__STATED EXERCISE__.
From the entries below, list each line with "JSON".

__EXERCISE INPUT__.
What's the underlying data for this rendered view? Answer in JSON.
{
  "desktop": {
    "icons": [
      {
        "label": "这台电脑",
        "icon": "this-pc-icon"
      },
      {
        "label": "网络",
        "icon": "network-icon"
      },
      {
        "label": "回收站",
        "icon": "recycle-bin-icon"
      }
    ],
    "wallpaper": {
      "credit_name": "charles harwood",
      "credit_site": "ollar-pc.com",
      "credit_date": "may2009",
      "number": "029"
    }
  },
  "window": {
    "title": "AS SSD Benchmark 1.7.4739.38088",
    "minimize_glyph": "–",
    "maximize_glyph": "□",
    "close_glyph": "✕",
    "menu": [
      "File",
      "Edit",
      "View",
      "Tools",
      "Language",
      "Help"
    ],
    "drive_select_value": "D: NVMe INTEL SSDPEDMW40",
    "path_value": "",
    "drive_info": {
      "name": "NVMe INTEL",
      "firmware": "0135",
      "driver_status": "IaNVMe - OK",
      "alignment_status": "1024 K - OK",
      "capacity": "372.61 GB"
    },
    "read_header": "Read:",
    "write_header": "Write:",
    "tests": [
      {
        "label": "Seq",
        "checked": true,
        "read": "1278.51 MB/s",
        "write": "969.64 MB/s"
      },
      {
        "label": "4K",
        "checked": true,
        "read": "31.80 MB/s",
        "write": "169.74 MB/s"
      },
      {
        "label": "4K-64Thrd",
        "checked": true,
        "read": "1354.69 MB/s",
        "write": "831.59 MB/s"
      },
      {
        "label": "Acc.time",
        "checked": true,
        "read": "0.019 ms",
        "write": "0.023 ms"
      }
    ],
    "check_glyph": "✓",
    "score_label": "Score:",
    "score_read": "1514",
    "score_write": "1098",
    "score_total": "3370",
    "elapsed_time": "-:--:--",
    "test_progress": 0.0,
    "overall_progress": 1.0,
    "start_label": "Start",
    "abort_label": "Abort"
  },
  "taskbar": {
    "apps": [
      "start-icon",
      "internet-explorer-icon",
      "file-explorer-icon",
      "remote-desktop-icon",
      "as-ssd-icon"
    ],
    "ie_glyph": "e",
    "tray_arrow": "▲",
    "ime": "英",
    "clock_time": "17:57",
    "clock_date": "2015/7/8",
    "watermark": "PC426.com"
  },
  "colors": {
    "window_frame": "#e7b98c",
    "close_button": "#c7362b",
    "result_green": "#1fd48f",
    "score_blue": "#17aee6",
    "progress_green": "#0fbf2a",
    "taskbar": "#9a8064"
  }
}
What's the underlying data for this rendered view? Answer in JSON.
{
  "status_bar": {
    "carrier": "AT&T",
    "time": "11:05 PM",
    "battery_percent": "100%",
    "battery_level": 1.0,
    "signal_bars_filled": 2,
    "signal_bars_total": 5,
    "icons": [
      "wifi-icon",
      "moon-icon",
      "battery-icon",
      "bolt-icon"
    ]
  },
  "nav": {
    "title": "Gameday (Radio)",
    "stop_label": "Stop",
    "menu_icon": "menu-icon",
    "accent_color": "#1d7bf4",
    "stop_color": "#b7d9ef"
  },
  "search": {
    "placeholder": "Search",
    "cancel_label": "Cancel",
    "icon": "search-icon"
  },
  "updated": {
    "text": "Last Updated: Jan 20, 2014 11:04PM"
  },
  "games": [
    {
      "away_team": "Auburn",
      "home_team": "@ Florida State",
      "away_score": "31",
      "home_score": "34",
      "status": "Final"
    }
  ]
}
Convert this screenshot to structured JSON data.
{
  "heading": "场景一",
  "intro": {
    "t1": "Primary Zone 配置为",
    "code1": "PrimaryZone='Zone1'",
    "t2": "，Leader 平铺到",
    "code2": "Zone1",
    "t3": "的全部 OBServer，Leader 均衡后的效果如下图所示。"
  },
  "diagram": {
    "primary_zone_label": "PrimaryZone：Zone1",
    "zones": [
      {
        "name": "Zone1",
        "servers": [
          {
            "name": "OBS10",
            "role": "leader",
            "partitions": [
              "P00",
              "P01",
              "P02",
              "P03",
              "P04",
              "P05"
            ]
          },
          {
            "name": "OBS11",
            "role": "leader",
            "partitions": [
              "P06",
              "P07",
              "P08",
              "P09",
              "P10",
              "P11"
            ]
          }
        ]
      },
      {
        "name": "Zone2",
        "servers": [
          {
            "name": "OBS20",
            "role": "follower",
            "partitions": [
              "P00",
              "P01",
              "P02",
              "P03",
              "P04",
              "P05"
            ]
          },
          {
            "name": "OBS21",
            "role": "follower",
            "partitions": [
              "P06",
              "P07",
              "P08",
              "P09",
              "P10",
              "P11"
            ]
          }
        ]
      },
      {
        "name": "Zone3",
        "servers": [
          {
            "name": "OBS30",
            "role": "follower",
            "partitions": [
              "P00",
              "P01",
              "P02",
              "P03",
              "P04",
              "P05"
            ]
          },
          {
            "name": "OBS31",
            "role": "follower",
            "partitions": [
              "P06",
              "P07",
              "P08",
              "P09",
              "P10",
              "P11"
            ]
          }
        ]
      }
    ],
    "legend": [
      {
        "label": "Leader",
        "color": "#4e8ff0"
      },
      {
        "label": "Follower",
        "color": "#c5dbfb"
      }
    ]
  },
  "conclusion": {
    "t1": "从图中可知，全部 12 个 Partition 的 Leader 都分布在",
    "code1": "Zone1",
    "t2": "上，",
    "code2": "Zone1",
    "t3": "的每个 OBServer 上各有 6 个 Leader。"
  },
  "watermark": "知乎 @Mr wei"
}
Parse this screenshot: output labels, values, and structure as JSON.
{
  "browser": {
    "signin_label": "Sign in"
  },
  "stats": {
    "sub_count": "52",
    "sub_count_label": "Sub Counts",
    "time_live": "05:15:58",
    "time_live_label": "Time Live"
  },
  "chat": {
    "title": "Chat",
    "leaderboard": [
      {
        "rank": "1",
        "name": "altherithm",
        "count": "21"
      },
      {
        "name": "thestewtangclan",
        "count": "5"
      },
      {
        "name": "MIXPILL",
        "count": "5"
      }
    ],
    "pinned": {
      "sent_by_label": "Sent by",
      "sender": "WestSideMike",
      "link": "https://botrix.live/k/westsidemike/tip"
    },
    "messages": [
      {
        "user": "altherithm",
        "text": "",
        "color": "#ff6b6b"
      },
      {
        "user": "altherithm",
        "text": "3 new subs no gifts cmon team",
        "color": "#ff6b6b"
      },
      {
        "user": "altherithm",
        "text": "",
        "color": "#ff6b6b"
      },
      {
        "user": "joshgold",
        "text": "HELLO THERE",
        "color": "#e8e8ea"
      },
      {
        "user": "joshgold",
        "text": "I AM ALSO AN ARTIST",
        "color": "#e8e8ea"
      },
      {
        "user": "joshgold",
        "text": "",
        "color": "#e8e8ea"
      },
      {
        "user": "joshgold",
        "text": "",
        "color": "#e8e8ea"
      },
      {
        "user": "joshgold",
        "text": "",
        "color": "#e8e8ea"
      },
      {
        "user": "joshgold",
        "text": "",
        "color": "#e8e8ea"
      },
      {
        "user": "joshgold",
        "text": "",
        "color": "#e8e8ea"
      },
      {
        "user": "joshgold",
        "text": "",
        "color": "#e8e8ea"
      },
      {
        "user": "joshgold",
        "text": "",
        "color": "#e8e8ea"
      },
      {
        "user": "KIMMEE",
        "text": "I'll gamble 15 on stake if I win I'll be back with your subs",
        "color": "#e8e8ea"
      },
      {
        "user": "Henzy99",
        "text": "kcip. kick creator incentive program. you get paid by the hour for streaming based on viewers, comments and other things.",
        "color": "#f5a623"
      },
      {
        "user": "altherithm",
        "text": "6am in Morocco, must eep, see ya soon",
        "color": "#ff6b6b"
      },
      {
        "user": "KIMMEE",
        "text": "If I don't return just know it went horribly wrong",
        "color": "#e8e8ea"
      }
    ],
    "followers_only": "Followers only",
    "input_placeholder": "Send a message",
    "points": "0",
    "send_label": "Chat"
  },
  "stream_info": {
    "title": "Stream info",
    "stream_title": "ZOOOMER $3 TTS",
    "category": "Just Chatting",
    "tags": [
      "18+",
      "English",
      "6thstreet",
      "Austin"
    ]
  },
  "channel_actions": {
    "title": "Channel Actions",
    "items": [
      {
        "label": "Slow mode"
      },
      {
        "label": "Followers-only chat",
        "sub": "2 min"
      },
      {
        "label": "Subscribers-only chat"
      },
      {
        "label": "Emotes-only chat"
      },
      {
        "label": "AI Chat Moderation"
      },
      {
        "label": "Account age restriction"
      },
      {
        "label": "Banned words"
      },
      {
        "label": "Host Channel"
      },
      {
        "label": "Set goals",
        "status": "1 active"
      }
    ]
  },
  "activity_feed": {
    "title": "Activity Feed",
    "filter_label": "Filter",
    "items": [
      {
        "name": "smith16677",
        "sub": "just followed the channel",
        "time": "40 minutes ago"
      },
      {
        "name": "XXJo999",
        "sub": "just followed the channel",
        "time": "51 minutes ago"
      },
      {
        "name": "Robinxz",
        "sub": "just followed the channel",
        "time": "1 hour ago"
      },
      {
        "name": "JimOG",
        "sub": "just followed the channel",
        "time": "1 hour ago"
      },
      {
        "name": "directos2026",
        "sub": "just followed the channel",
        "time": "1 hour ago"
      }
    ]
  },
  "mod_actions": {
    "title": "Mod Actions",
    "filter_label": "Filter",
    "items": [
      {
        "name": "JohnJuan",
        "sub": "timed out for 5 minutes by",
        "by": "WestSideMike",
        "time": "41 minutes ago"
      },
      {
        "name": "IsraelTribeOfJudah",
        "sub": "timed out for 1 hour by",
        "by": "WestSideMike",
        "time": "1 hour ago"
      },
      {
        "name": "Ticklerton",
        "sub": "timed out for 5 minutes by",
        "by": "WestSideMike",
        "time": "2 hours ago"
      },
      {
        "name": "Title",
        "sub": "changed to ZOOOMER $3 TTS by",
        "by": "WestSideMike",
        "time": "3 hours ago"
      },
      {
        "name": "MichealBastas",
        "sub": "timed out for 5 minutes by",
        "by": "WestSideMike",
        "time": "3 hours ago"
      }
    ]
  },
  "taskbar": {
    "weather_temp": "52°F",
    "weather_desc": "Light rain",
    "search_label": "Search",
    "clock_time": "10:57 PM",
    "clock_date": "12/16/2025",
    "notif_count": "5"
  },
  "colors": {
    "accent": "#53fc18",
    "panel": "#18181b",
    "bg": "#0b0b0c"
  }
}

__TASK SOLUTION__.
What's the underlying data for this rendered view? Answer in JSON.
What's the underlying data for this rendered view? Answer in JSON.
Convert this screenshot to structured JSON data.
Parse this screenshot: output labels, values, and structure as JSON.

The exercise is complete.